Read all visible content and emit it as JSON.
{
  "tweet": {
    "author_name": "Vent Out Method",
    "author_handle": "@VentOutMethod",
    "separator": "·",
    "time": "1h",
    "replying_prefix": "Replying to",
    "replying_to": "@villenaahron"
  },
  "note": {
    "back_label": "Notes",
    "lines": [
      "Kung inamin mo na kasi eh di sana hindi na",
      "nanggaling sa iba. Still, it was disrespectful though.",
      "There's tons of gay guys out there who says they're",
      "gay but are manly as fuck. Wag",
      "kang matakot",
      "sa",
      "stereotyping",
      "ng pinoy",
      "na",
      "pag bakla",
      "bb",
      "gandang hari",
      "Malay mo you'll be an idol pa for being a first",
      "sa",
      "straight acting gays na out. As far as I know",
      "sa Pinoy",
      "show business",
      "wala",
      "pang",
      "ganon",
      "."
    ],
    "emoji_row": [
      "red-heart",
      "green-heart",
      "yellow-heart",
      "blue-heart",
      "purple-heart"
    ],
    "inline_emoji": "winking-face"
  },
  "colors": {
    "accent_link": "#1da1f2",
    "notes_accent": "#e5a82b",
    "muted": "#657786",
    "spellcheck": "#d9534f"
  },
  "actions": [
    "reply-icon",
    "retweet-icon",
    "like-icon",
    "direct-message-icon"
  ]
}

-=-=-

### TASK GOAL
Please restate the records in full, word for word.

### OUTPUT FOR THIS EXERCISE
Read all visible content and emit it as JSON.
{
  "tweet": {
    "author_name": "Vent Out Method",
    "author_handle": "@VentOutMethod",
    "separator": "·",
    "time": "1h",
    "replying_prefix": "Replying to",
    "replying_to": "@villenaahron"
  },
  "note": {
    "back_label": "Notes",
    "lines": [
      "Kung inamin mo na kasi eh di sana hindi na",
      "nanggaling sa iba. Still, it was disrespectful though.",
      "There's tons of gay guys out there who says they're",
      "gay but are manly as fuck. Wag",
      "kang matakot",
      "sa",
      "stereotyping",
      "ng pinoy",
      "na",
      "pag bakla",
      "bb",
      "gandang hari",
      "Malay mo you'll be an idol pa for being a first",
      "sa",
      "straight acting gays na out. As far as I know",
      "sa Pinoy",
      "show business",
      "wala",
      "pang",
      "ganon",
      "."
    ],
    "emoji_row": [
      "red-heart",
      "green-heart",
      "yellow-heart",
      "blue-heart",
      "purple-heart"
    ],
    "inline_emoji": "winking-face"
  },
  "colors": {
    "accent_link": "#1da1f2",
    "notes_accent": "#e5a82b",
    "muted": "#657786",
    "spellcheck": "#d9534f"
  },
  "actions": [
    "reply-icon",
    "retweet-icon",
    "like-icon",
    "direct-message-icon"
  ]
}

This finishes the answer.